■ Exercise
Find the line that contains "Reverse-engineer this chart into JSON." and print it and every line after it, exactly, please.
START Stored rows
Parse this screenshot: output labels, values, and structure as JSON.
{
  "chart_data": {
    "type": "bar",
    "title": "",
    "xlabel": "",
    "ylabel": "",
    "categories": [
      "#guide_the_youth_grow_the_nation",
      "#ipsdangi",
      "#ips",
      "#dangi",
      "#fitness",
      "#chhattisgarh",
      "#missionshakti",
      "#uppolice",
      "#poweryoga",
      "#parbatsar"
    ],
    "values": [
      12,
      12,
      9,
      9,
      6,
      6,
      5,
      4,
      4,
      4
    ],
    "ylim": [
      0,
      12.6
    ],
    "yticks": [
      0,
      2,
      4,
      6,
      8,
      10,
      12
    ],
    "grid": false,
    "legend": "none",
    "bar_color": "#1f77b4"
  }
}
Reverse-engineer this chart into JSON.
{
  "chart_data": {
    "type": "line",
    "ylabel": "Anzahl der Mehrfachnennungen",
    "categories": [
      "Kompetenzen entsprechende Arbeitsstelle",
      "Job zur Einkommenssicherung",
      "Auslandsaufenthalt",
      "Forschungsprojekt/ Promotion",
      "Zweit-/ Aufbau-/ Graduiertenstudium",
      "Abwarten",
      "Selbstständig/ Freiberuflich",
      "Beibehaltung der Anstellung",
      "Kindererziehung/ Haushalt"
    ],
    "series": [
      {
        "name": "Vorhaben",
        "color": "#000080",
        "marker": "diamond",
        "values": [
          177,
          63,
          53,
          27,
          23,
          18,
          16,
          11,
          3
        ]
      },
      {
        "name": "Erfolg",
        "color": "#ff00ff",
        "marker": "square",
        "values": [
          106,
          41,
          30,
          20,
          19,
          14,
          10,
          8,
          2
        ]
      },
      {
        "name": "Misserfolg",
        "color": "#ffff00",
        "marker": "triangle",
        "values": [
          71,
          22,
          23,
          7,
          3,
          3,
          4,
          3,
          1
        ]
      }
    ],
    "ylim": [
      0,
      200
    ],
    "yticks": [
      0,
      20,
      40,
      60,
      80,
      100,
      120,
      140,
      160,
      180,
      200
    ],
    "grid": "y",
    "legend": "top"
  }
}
END Stored rows
■ Finished exercise
Reverse-engineer this chart into JSON.
{
  "chart_data": {
    "type": "line",
    "ylabel": "Anzahl der Mehrfachnennungen",
    "categories": [
      "Kompetenzen entsprechende Arbeitsstelle",
      "Job zur Einkommenssicherung",
      "Auslandsaufenthalt",
      "Forschungsprojekt/ Promotion",
      "Zweit-/ Aufbau-/ Graduiertenstudium",
      "Abwarten",
      "Selbstständig/ Freiberuflich",
      "Beibehaltung der Anstellung",
      "Kindererziehung/ Haushalt"
    ],
    "series": [
      {
        "name": "Vorhaben",
        "color": "#000080",
        "marker": "diamond",
        "values": [
          177,
          63,
          53,
          27,
          23,
          18,
          16,
          11,
          3
        ]
      },
      {
        "name": "Erfolg",
        "color": "#ff00ff",
        "marker": "square",
        "values": [
          106,
          41,
          30,
          20,
          19,
          14,
          10,
          8,
          2
        ]
      },
      {
        "name": "Misserfolg",
        "color": "#ffff00",
        "marker": "triangle",
        "values": [
          71,
          22,
          23,
          7,
          3,
          3,
          4,
          3,
          1
        ]
      }
    ],
    "ylim": [
      0,
      200
    ],
    "yticks": [
      0,
      20,
      40,
      60,
      80,
      100,
      120,
      140,
      160,
      180,
      200
    ],
    "grid": "y",
    "legend": "top"
  }
}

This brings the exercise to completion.